>> START
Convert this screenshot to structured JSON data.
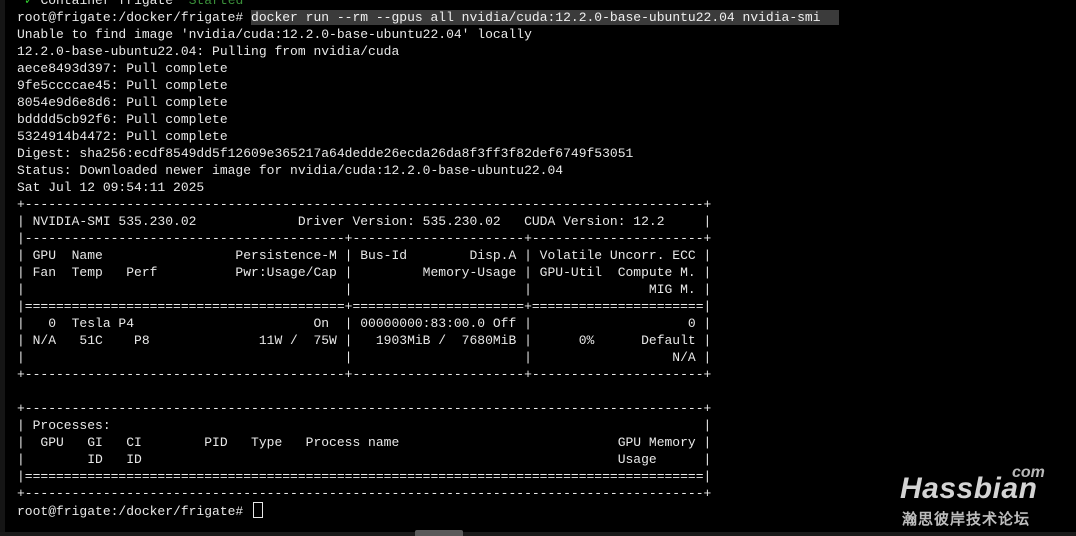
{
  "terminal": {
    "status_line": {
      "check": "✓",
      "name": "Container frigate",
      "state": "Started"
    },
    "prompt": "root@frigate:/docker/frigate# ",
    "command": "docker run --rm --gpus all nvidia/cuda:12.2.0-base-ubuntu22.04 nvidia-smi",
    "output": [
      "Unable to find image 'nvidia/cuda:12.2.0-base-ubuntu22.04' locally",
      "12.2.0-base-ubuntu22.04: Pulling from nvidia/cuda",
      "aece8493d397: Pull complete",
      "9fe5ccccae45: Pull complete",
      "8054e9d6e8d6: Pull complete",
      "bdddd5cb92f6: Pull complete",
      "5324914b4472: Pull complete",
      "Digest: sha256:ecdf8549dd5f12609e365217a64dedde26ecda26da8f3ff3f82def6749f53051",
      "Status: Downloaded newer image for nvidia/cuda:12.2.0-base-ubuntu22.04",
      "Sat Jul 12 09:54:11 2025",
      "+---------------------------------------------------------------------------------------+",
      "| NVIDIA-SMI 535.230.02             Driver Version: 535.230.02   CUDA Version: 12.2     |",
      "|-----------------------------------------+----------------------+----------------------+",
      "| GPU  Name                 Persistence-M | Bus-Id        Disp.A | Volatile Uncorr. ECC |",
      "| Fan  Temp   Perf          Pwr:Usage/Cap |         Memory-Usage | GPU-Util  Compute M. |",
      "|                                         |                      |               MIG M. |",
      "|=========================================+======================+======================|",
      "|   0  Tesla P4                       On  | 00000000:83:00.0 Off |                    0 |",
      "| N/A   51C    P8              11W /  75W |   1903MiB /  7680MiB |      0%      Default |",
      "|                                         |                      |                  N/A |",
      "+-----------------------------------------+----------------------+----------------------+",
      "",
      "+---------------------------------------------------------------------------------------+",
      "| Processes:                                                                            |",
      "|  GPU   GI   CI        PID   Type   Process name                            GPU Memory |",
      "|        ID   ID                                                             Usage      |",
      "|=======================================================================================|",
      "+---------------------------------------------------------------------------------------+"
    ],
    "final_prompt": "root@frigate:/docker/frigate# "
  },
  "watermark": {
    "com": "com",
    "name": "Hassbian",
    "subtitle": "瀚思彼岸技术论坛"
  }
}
>> END
>> START
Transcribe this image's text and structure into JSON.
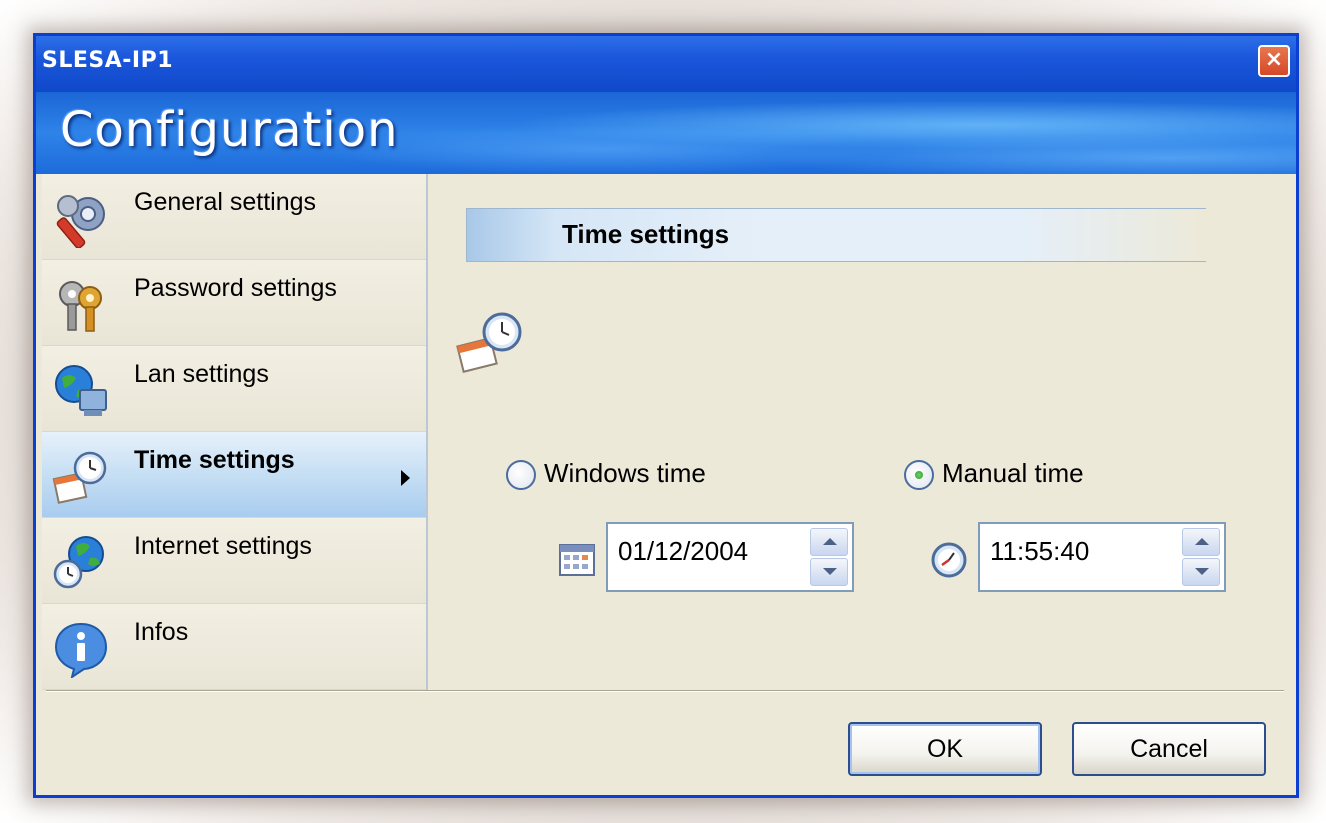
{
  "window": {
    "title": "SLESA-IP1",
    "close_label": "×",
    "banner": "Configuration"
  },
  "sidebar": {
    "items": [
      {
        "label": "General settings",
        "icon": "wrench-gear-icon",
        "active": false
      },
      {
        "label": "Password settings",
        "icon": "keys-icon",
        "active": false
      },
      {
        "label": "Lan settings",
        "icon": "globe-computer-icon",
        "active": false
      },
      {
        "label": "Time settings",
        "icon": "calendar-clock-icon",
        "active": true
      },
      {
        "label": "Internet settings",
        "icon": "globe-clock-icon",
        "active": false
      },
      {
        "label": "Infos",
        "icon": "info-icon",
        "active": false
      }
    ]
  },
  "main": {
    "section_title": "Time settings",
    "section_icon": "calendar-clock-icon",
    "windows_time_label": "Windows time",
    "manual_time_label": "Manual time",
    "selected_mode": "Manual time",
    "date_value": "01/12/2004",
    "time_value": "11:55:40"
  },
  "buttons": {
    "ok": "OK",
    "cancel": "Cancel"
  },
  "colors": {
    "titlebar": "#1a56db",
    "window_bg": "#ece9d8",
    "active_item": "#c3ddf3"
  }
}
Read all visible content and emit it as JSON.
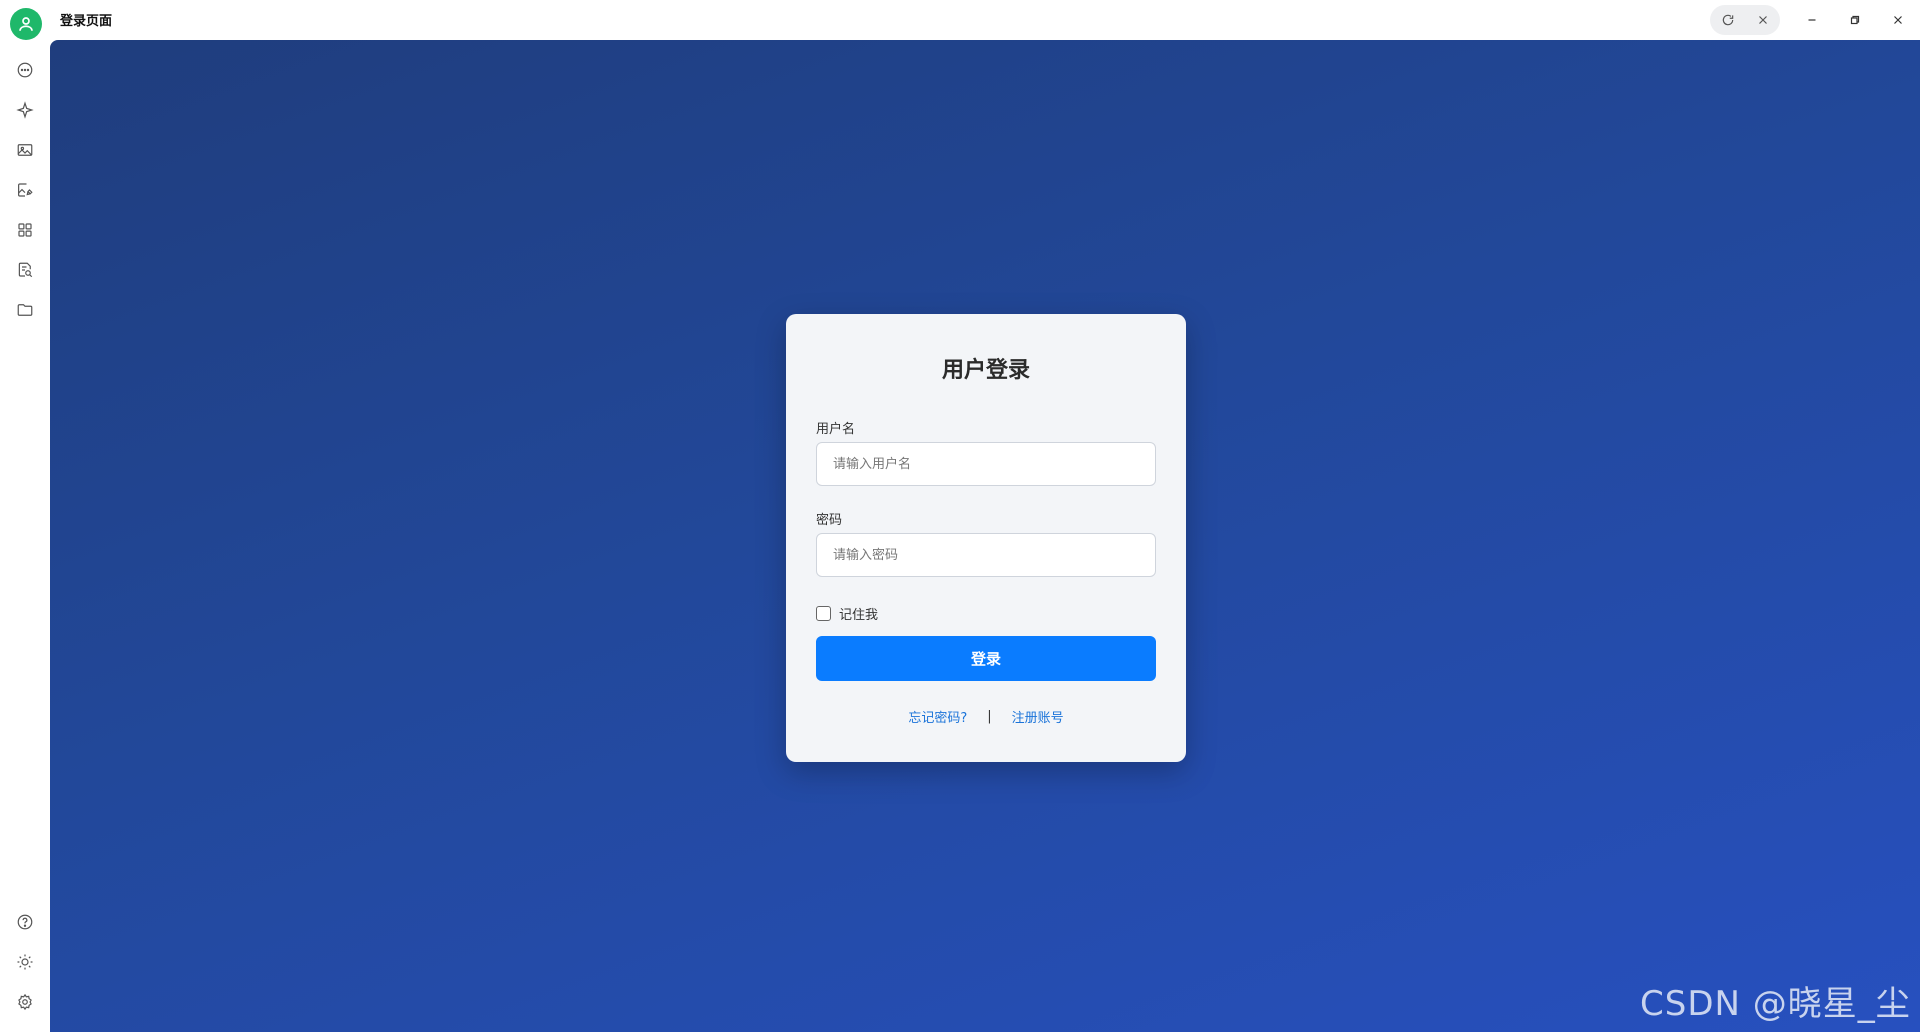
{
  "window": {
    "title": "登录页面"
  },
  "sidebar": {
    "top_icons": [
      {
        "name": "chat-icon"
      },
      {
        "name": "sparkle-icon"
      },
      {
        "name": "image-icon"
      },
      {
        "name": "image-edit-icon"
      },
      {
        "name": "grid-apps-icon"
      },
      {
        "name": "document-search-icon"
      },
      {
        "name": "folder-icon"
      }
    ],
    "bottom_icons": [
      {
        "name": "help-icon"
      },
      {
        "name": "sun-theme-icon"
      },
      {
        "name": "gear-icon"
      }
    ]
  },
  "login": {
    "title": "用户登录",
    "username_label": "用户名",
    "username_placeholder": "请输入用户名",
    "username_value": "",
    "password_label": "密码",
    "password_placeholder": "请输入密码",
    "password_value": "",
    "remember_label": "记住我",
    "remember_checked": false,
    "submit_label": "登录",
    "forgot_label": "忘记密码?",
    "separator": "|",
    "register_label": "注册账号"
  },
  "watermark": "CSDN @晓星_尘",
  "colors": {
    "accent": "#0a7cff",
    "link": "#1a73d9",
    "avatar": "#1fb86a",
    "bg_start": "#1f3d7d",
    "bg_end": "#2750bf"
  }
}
>> END
Your instructions:
Show the lines of the records that contain the word "Memory".

Task answer:
      "| Fan  Temp   Perf          Pwr:Usage/Cap |         Memory-Usage | GPU-Util  Compute M. |",
      "|  GPU   GI   CI        PID   Type   Process name                            GPU Memory |",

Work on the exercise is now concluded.